Problem to work on -> In this exercise, return the whole listing exactly, excluding any images.

Start of Provided data

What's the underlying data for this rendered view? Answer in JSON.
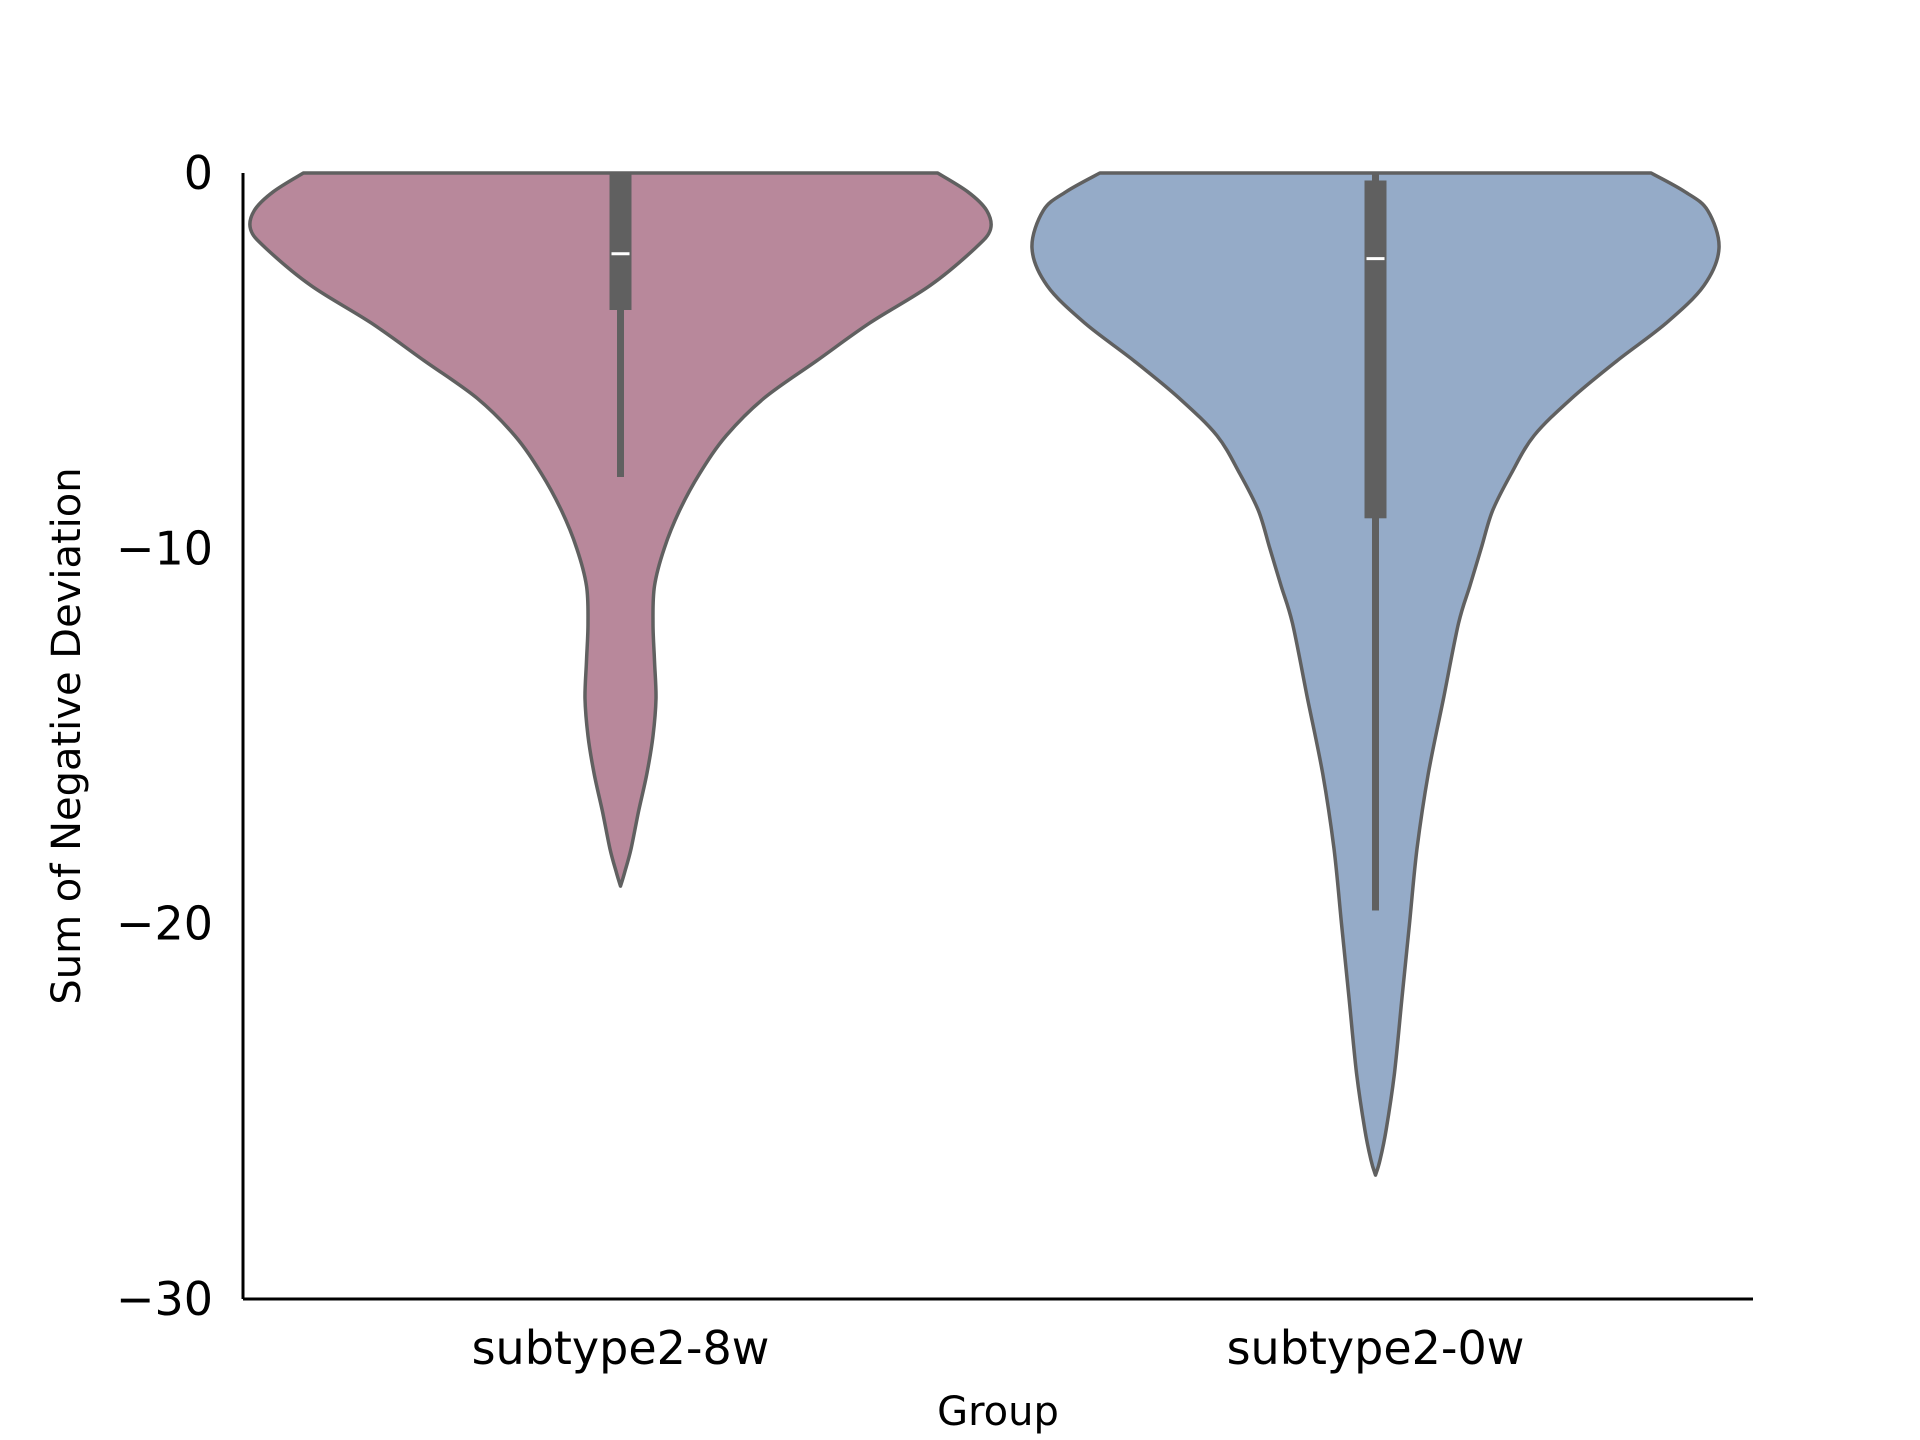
{
  "chart_data": {
    "type": "violin",
    "title": "",
    "xlabel": "Group",
    "ylabel": "Sum of Negative Deviation",
    "ylim": [
      -30,
      0
    ],
    "yticks": [
      0,
      -10,
      -20,
      -30
    ],
    "ytick_labels": [
      "0",
      "−10",
      "−20",
      "−30"
    ],
    "grid": false,
    "legend": "none",
    "edge_color": "#606060",
    "categories": [
      "subtype2-8w",
      "subtype2-0w"
    ],
    "violins": [
      {
        "category": "subtype2-8w",
        "color": "#b8889b",
        "median": -2.15,
        "q1": -3.65,
        "q3": 0,
        "whisker_low": -8.1,
        "whisker_high": 0,
        "min": -19.0,
        "density_profile": [
          [
            0.0,
            0.42
          ],
          [
            -0.5,
            0.46
          ],
          [
            -1.0,
            0.485
          ],
          [
            -1.5,
            0.49
          ],
          [
            -2.0,
            0.47
          ],
          [
            -3.0,
            0.41
          ],
          [
            -4.0,
            0.33
          ],
          [
            -5.0,
            0.26
          ],
          [
            -6.0,
            0.19
          ],
          [
            -7.0,
            0.14
          ],
          [
            -8.0,
            0.105
          ],
          [
            -9.0,
            0.078
          ],
          [
            -10.0,
            0.058
          ],
          [
            -11.0,
            0.045
          ],
          [
            -12.0,
            0.043
          ],
          [
            -13.0,
            0.045
          ],
          [
            -14.0,
            0.047
          ],
          [
            -15.0,
            0.043
          ],
          [
            -16.0,
            0.035
          ],
          [
            -17.0,
            0.024
          ],
          [
            -18.0,
            0.014
          ],
          [
            -18.6,
            0.006
          ],
          [
            -19.0,
            0.0
          ]
        ]
      },
      {
        "category": "subtype2-0w",
        "color": "#95abc8",
        "median": -2.28,
        "q1": -9.2,
        "q3": -0.2,
        "whisker_low": -19.65,
        "whisker_high": 0,
        "min": -26.7,
        "density_profile": [
          [
            0.0,
            0.365
          ],
          [
            -0.5,
            0.41
          ],
          [
            -1.0,
            0.44
          ],
          [
            -2.0,
            0.455
          ],
          [
            -3.0,
            0.435
          ],
          [
            -4.0,
            0.385
          ],
          [
            -5.0,
            0.32
          ],
          [
            -6.0,
            0.26
          ],
          [
            -7.0,
            0.21
          ],
          [
            -8.0,
            0.18
          ],
          [
            -9.0,
            0.155
          ],
          [
            -10.0,
            0.14
          ],
          [
            -11.0,
            0.125
          ],
          [
            -12.0,
            0.11
          ],
          [
            -14.0,
            0.09
          ],
          [
            -16.0,
            0.07
          ],
          [
            -18.0,
            0.055
          ],
          [
            -20.0,
            0.045
          ],
          [
            -22.0,
            0.035
          ],
          [
            -24.0,
            0.025
          ],
          [
            -25.5,
            0.014
          ],
          [
            -26.3,
            0.006
          ],
          [
            -26.7,
            0.0
          ]
        ]
      }
    ]
  }
}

End of Provided data

Solution to this task ->
What's the underlying data for this rendered view? Answer in JSON.
{
  "chart_data": {
    "type": "violin",
    "title": "",
    "xlabel": "Group",
    "ylabel": "Sum of Negative Deviation",
    "ylim": [
      -30,
      0
    ],
    "yticks": [
      0,
      -10,
      -20,
      -30
    ],
    "ytick_labels": [
      "0",
      "−10",
      "−20",
      "−30"
    ],
    "grid": false,
    "legend": "none",
    "edge_color": "#606060",
    "categories": [
      "subtype2-8w",
      "subtype2-0w"
    ],
    "violins": [
      {
        "category": "subtype2-8w",
        "color": "#b8889b",
        "median": -2.15,
        "q1": -3.65,
        "q3": 0,
        "whisker_low": -8.1,
        "whisker_high": 0,
        "min": -19.0,
        "density_profile": [
          [
            0.0,
            0.42
          ],
          [
            -0.5,
            0.46
          ],
          [
            -1.0,
            0.485
          ],
          [
            -1.5,
            0.49
          ],
          [
            -2.0,
            0.47
          ],
          [
            -3.0,
            0.41
          ],
          [
            -4.0,
            0.33
          ],
          [
            -5.0,
            0.26
          ],
          [
            -6.0,
            0.19
          ],
          [
            -7.0,
            0.14
          ],
          [
            -8.0,
            0.105
          ],
          [
            -9.0,
            0.078
          ],
          [
            -10.0,
            0.058
          ],
          [
            -11.0,
            0.045
          ],
          [
            -12.0,
            0.043
          ],
          [
            -13.0,
            0.045
          ],
          [
            -14.0,
            0.047
          ],
          [
            -15.0,
            0.043
          ],
          [
            -16.0,
            0.035
          ],
          [
            -17.0,
            0.024
          ],
          [
            -18.0,
            0.014
          ],
          [
            -18.6,
            0.006
          ],
          [
            -19.0,
            0.0
          ]
        ]
      },
      {
        "category": "subtype2-0w",
        "color": "#95abc8",
        "median": -2.28,
        "q1": -9.2,
        "q3": -0.2,
        "whisker_low": -19.65,
        "whisker_high": 0,
        "min": -26.7,
        "density_profile": [
          [
            0.0,
            0.365
          ],
          [
            -0.5,
            0.41
          ],
          [
            -1.0,
            0.44
          ],
          [
            -2.0,
            0.455
          ],
          [
            -3.0,
            0.435
          ],
          [
            -4.0,
            0.385
          ],
          [
            -5.0,
            0.32
          ],
          [
            -6.0,
            0.26
          ],
          [
            -7.0,
            0.21
          ],
          [
            -8.0,
            0.18
          ],
          [
            -9.0,
            0.155
          ],
          [
            -10.0,
            0.14
          ],
          [
            -11.0,
            0.125
          ],
          [
            -12.0,
            0.11
          ],
          [
            -14.0,
            0.09
          ],
          [
            -16.0,
            0.07
          ],
          [
            -18.0,
            0.055
          ],
          [
            -20.0,
            0.045
          ],
          [
            -22.0,
            0.035
          ],
          [
            -24.0,
            0.025
          ],
          [
            -25.5,
            0.014
          ],
          [
            -26.3,
            0.006
          ],
          [
            -26.7,
            0.0
          ]
        ]
      }
    ]
  }
}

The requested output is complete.